## Task to carry out
Exact repetition of every entry is required.

[A run of records]
______________________________
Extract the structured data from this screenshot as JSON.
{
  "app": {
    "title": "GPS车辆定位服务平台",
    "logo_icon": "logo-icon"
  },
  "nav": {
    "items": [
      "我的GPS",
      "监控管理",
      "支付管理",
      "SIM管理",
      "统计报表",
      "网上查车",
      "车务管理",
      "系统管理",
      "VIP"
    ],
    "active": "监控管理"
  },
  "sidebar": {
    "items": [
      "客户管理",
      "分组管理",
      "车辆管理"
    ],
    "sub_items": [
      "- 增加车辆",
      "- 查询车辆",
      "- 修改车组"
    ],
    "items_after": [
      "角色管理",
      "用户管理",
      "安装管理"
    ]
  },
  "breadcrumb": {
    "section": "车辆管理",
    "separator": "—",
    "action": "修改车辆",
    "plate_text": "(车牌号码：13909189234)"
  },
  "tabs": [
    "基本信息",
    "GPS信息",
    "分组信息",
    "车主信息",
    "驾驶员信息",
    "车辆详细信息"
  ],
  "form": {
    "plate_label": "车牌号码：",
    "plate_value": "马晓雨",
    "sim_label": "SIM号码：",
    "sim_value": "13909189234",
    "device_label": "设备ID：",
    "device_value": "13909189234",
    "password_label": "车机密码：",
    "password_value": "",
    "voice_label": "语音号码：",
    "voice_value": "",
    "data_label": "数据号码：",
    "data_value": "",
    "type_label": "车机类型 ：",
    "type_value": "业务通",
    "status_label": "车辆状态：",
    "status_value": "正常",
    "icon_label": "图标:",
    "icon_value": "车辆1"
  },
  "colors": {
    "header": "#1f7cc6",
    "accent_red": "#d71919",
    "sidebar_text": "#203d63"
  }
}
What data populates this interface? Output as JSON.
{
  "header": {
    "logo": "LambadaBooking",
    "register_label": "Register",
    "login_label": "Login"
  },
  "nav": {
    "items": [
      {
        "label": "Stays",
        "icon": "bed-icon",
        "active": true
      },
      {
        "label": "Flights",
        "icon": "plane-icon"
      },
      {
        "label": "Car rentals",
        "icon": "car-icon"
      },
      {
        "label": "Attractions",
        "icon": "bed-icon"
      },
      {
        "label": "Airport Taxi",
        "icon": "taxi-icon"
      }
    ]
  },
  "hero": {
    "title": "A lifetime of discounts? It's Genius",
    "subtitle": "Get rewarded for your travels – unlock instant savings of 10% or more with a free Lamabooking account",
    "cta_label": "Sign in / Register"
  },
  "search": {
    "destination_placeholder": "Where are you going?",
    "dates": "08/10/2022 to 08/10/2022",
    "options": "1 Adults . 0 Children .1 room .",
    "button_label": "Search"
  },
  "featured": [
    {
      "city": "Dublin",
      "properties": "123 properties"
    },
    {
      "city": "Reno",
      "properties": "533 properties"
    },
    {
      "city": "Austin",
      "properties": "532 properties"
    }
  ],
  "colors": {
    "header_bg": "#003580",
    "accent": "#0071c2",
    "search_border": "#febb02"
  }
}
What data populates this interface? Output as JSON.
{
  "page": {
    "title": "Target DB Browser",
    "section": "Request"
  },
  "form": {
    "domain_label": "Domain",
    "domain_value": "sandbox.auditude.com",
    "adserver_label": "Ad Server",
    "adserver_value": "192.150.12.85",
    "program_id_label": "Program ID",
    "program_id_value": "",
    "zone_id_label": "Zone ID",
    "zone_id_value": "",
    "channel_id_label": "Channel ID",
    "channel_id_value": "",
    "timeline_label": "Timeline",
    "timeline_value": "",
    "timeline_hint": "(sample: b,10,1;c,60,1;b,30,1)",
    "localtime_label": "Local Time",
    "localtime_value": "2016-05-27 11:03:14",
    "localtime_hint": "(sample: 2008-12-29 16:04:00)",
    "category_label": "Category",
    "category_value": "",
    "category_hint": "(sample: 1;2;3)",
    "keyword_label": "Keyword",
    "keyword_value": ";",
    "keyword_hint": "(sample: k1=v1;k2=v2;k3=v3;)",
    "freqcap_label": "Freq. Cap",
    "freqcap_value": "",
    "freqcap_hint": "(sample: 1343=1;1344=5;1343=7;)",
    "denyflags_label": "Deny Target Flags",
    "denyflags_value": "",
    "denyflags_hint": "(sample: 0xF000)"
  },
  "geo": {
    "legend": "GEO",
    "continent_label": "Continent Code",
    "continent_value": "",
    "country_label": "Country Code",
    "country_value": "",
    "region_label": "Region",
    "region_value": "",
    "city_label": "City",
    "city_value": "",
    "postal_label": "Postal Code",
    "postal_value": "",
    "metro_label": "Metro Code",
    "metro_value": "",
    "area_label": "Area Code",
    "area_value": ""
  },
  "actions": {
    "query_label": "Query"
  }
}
______________________________
## Answer below
Extract the structured data from this screenshot as JSON.
{
  "app": {
    "title": "GPS车辆定位服务平台",
    "logo_icon": "logo-icon"
  },
  "nav": {
    "items": [
      "我的GPS",
      "监控管理",
      "支付管理",
      "SIM管理",
      "统计报表",
      "网上查车",
      "车务管理",
      "系统管理",
      "VIP"
    ],
    "active": "监控管理"
  },
  "sidebar": {
    "items": [
      "客户管理",
      "分组管理",
      "车辆管理"
    ],
    "sub_items": [
      "- 增加车辆",
      "- 查询车辆",
      "- 修改车组"
    ],
    "items_after": [
      "角色管理",
      "用户管理",
      "安装管理"
    ]
  },
  "breadcrumb": {
    "section": "车辆管理",
    "separator": "—",
    "action": "修改车辆",
    "plate_text": "(车牌号码：13909189234)"
  },
  "tabs": [
    "基本信息",
    "GPS信息",
    "分组信息",
    "车主信息",
    "驾驶员信息",
    "车辆详细信息"
  ],
  "form": {
    "plate_label": "车牌号码：",
    "plate_value": "马晓雨",
    "sim_label": "SIM号码：",
    "sim_value": "13909189234",
    "device_label": "设备ID：",
    "device_value": "13909189234",
    "password_label": "车机密码：",
    "password_value": "",
    "voice_label": "语音号码：",
    "voice_value": "",
    "data_label": "数据号码：",
    "data_value": "",
    "type_label": "车机类型 ：",
    "type_value": "业务通",
    "status_label": "车辆状态：",
    "status_value": "正常",
    "icon_label": "图标:",
    "icon_value": "车辆1"
  },
  "colors": {
    "header": "#1f7cc6",
    "accent_red": "#d71919",
    "sidebar_text": "#203d63"
  }
}
What data populates this interface? Output as JSON.
{
  "header": {
    "logo": "LambadaBooking",
    "register_label": "Register",
    "login_label": "Login"
  },
  "nav": {
    "items": [
      {
        "label": "Stays",
        "icon": "bed-icon",
        "active": true
      },
      {
        "label": "Flights",
        "icon": "plane-icon"
      },
      {
        "label": "Car rentals",
        "icon": "car-icon"
      },
      {
        "label": "Attractions",
        "icon": "bed-icon"
      },
      {
        "label": "Airport Taxi",
        "icon": "taxi-icon"
      }
    ]
  },
  "hero": {
    "title": "A lifetime of discounts? It's Genius",
    "subtitle": "Get rewarded for your travels – unlock instant savings of 10% or more with a free Lamabooking account",
    "cta_label": "Sign in / Register"
  },
  "search": {
    "destination_placeholder": "Where are you going?",
    "dates": "08/10/2022 to 08/10/2022",
    "options": "1 Adults . 0 Children .1 room .",
    "button_label": "Search"
  },
  "featured": [
    {
      "city": "Dublin",
      "properties": "123 properties"
    },
    {
      "city": "Reno",
      "properties": "533 properties"
    },
    {
      "city": "Austin",
      "properties": "532 properties"
    }
  ],
  "colors": {
    "header_bg": "#003580",
    "accent": "#0071c2",
    "search_border": "#febb02"
  }
}
What data populates this interface? Output as JSON.
{
  "page": {
    "title": "Target DB Browser",
    "section": "Request"
  },
  "form": {
    "domain_label": "Domain",
    "domain_value": "sandbox.auditude.com",
    "adserver_label": "Ad Server",
    "adserver_value": "192.150.12.85",
    "program_id_label": "Program ID",
    "program_id_value": "",
    "zone_id_label": "Zone ID",
    "zone_id_value": "",
    "channel_id_label": "Channel ID",
    "channel_id_value": "",
    "timeline_label": "Timeline",
    "timeline_value": "",
    "timeline_hint": "(sample: b,10,1;c,60,1;b,30,1)",
    "localtime_label": "Local Time",
    "localtime_value": "2016-05-27 11:03:14",
    "localtime_hint": "(sample: 2008-12-29 16:04:00)",
    "category_label": "Category",
    "category_value": "",
    "category_hint": "(sample: 1;2;3)",
    "keyword_label": "Keyword",
    "keyword_value": ";",
    "keyword_hint": "(sample: k1=v1;k2=v2;k3=v3;)",
    "freqcap_label": "Freq. Cap",
    "freqcap_value": "",
    "freqcap_hint": "(sample: 1343=1;1344=5;1343=7;)",
    "denyflags_label": "Deny Target Flags",
    "denyflags_value": "",
    "denyflags_hint": "(sample: 0xF000)"
  },
  "geo": {
    "legend": "GEO",
    "continent_label": "Continent Code",
    "continent_value": "",
    "country_label": "Country Code",
    "country_value": "",
    "region_label": "Region",
    "region_value": "",
    "city_label": "City",
    "city_value": "",
    "postal_label": "Postal Code",
    "postal_value": "",
    "metro_label": "Metro Code",
    "metro_value": "",
    "area_label": "Area Code",
    "area_value": ""
  },
  "actions": {
    "query_label": "Query"
  }
}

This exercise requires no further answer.